AIM OF THE EXERCISE =
Figure out how many lines of the material below contain the word "Reconstructed". Answer with the number only.
-- START OF EXERCISE INPUT --
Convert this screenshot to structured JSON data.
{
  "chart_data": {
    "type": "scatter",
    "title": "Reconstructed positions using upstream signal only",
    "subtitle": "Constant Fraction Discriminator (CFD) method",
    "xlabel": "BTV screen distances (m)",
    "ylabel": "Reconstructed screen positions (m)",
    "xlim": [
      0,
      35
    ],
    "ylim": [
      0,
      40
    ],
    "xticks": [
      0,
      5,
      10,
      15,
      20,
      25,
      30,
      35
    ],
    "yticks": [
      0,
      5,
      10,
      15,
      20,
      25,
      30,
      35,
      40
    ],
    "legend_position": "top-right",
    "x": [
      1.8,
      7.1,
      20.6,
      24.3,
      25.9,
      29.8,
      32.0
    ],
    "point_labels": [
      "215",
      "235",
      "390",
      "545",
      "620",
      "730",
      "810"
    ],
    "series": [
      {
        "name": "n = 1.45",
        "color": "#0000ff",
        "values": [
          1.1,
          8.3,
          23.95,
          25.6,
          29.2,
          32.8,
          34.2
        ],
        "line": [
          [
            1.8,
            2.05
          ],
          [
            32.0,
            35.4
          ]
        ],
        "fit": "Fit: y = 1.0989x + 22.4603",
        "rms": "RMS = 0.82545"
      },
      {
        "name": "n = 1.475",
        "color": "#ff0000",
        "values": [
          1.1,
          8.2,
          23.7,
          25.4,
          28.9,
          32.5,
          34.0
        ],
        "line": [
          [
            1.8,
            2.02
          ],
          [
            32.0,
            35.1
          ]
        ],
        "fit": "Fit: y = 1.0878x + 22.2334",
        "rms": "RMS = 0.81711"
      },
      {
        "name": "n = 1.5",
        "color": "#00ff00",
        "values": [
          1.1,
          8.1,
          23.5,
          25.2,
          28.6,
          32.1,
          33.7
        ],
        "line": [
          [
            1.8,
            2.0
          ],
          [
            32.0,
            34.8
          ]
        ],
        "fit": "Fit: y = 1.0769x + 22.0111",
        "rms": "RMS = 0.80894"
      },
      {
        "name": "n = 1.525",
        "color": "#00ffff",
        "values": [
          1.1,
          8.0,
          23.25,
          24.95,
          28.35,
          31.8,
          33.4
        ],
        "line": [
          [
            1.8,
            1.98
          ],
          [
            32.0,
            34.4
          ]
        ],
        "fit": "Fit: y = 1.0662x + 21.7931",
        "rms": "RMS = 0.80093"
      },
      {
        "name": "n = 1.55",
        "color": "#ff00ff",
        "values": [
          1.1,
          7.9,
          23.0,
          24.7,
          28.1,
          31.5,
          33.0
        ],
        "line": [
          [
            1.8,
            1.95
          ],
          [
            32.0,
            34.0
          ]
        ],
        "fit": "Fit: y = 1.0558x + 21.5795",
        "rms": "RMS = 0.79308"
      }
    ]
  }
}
-- END OF EXERCISE INPUT --
PROBLEM SOLUTION =
2